PROBLEM TO WORK ON:
Tell how many lines contain the word "content". Reply with the number only.

* Begin INFORMATION SUPPLIED *

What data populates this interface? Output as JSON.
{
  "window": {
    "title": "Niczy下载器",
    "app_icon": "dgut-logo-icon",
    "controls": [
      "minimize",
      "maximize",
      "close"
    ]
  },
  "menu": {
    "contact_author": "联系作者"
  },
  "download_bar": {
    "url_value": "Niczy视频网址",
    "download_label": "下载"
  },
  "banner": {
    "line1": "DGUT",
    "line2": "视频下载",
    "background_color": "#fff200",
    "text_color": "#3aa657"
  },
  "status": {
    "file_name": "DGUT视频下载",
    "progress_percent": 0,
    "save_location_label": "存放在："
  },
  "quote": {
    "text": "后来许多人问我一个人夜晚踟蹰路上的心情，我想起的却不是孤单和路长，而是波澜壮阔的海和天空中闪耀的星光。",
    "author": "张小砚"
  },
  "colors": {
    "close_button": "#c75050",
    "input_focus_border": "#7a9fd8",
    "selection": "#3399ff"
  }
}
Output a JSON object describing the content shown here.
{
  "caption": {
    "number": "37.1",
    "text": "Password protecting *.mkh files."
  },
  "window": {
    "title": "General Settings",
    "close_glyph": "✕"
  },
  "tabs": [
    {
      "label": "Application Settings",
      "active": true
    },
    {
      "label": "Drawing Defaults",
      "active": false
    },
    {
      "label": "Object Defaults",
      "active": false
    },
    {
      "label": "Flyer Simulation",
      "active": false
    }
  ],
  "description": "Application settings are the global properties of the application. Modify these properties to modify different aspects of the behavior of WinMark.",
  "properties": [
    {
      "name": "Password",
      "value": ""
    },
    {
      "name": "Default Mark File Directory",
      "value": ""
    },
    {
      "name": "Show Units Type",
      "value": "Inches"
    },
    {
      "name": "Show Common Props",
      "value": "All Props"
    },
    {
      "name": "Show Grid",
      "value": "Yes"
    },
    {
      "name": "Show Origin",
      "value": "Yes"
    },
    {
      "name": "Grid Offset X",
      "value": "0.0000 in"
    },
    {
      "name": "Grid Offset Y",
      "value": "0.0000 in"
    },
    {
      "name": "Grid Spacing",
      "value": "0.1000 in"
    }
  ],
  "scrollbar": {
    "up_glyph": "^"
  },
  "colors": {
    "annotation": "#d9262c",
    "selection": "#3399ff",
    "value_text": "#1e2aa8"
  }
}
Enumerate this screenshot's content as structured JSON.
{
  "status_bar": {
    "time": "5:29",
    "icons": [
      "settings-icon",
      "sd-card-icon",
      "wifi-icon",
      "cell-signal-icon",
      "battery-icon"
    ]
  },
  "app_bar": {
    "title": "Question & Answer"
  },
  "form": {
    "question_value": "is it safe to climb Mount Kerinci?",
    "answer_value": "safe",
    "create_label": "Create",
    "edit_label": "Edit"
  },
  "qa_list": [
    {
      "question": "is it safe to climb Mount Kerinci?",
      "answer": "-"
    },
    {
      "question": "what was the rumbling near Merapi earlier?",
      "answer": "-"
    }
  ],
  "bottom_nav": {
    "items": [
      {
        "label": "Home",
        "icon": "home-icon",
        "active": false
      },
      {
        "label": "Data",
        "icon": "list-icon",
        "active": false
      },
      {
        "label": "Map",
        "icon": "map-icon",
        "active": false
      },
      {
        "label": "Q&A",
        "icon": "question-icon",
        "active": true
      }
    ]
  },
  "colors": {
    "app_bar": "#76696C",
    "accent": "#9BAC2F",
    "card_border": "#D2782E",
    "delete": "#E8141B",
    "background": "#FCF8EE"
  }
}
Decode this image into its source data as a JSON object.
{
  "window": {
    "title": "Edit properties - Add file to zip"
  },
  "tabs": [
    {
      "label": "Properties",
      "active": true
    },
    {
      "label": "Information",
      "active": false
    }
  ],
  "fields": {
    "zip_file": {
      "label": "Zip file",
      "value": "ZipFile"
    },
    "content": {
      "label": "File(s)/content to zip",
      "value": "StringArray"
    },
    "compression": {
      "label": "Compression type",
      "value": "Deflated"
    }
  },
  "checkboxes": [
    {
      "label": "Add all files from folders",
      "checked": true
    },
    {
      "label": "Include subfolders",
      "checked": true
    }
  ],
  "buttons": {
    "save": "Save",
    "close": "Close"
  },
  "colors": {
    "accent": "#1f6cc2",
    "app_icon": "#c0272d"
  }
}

* End INFORMATION SUPPLIED *

WRITTEN RESPONSE:
4